(Entries from a dataset)
====================
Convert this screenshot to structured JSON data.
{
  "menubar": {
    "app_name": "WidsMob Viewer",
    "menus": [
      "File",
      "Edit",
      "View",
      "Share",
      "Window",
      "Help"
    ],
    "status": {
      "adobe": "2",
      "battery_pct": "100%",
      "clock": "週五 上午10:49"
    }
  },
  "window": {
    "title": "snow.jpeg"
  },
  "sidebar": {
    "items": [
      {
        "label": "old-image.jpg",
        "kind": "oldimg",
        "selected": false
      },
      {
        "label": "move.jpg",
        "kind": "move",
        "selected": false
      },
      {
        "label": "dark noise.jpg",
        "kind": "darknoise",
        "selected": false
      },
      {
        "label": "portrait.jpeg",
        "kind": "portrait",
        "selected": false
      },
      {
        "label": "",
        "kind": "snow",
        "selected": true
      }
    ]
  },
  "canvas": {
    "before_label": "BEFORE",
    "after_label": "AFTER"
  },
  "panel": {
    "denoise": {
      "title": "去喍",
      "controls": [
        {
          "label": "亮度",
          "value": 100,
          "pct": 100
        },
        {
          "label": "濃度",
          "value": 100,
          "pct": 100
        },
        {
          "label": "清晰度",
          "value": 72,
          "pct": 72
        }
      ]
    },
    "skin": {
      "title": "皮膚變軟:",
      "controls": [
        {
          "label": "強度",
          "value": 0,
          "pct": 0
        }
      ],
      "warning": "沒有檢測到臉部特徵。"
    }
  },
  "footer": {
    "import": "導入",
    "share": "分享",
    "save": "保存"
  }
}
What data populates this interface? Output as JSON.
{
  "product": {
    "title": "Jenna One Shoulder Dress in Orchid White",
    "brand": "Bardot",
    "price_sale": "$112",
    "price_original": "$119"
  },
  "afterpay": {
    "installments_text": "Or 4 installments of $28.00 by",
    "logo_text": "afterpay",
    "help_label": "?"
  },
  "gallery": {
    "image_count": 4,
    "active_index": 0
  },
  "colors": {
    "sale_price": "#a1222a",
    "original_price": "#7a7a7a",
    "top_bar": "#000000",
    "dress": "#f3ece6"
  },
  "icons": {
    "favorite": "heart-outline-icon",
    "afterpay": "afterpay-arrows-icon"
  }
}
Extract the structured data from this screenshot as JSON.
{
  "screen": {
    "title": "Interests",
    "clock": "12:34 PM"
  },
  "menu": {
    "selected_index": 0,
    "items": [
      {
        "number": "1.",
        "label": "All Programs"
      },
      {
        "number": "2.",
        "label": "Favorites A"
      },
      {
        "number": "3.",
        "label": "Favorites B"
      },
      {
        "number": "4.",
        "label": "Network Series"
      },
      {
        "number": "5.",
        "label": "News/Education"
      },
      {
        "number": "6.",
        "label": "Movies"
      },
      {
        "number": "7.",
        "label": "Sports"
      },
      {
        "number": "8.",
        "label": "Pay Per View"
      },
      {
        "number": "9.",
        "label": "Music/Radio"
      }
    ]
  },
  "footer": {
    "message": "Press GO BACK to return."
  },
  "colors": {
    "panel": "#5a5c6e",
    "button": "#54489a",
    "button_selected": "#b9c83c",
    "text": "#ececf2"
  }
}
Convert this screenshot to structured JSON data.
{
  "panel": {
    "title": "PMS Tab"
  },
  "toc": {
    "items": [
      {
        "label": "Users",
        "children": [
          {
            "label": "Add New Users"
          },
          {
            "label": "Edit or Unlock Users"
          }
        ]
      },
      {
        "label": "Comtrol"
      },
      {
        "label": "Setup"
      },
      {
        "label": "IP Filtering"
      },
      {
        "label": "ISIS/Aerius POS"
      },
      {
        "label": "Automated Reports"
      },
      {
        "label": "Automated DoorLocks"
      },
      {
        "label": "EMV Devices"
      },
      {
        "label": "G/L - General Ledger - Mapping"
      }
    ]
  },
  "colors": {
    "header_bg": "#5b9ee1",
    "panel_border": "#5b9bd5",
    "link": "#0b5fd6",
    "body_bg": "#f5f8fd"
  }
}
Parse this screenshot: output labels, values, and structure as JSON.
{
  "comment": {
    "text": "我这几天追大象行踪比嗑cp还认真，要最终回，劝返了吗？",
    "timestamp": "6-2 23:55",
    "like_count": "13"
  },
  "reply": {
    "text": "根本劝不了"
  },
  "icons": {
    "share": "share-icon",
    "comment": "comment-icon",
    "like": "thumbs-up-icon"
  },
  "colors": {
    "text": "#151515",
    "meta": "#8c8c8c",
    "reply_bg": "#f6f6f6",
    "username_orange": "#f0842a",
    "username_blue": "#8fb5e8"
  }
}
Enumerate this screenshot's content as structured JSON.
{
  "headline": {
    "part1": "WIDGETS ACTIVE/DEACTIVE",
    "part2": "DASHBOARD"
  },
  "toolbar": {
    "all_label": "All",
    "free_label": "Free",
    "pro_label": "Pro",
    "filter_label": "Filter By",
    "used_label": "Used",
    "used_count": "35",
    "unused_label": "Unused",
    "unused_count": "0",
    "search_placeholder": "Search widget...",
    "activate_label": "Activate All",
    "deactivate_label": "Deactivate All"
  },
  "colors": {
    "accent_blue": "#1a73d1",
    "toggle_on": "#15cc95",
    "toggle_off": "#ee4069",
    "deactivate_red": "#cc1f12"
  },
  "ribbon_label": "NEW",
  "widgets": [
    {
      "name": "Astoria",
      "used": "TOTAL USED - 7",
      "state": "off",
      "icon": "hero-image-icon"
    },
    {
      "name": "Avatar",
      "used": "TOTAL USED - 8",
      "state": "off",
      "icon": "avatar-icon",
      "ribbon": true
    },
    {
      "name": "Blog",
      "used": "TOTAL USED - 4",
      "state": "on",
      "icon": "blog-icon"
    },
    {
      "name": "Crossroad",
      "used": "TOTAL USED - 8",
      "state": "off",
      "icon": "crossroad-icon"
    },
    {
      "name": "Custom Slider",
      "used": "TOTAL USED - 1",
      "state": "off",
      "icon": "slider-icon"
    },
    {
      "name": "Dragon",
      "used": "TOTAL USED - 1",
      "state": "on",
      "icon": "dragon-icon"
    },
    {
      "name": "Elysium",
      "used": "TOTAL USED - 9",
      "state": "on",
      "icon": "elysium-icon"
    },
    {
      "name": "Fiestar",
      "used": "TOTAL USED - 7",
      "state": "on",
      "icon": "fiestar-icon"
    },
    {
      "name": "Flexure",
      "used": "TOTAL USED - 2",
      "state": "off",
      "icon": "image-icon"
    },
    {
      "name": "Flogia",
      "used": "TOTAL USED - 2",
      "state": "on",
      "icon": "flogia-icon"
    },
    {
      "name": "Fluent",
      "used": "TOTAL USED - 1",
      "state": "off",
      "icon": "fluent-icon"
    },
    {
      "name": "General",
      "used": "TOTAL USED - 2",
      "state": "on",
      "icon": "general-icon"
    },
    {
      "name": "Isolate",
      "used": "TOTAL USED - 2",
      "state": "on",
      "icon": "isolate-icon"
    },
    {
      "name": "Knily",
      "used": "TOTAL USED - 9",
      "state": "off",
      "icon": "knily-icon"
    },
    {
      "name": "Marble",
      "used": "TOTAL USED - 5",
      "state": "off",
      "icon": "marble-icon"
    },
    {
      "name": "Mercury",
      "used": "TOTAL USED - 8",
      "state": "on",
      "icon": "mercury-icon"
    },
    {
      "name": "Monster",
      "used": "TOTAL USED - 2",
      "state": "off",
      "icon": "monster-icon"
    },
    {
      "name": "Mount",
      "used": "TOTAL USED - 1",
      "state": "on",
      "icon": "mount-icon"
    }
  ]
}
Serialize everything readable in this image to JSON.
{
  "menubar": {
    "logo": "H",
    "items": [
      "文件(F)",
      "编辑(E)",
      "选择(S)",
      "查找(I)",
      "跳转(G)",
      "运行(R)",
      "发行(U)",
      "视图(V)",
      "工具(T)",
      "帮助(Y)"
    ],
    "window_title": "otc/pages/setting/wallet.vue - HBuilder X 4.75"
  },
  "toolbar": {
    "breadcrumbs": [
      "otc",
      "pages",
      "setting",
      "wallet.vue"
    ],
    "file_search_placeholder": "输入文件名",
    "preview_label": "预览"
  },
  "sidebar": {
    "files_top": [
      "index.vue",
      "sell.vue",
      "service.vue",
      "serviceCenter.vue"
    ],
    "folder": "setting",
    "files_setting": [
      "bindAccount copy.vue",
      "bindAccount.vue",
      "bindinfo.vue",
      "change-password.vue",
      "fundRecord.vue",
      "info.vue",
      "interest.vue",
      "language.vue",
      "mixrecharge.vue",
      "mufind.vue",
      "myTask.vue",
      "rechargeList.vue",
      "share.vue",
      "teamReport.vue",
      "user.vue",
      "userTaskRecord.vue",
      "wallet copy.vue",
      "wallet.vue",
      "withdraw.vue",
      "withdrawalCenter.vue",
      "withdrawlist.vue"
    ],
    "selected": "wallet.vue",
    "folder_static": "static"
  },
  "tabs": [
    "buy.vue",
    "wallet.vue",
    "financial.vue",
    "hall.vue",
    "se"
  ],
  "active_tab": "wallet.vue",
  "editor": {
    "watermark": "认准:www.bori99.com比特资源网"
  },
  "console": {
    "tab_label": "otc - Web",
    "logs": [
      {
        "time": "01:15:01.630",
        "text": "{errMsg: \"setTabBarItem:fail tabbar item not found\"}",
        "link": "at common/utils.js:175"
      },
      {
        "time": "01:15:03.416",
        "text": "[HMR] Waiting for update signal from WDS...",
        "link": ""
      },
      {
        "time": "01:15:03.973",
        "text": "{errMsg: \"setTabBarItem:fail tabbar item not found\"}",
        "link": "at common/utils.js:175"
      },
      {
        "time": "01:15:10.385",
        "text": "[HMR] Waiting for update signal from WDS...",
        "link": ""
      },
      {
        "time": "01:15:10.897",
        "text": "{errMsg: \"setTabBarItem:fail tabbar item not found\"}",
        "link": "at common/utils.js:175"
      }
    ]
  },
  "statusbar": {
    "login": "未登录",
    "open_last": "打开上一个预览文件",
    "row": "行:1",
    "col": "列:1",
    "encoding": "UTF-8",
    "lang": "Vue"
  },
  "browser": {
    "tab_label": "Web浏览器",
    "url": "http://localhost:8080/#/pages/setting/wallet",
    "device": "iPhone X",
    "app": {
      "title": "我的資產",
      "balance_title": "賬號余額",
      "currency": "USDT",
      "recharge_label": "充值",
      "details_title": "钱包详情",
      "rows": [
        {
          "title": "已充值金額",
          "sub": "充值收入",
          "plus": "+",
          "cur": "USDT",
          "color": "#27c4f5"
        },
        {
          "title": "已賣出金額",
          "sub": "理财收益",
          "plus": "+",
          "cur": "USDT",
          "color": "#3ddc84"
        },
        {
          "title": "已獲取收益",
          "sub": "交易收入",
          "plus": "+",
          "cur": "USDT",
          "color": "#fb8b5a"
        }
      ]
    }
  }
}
====================
● DO THIS
Filter for "number". Return all lines that hold it.

● THE REPLY
        "number": "1.",
        "number": "2.",
        "number": "3.",
        "number": "4.",
        "number": "5.",
        "number": "6.",
        "number": "7.",
        "number": "8.",
        "number": "9.",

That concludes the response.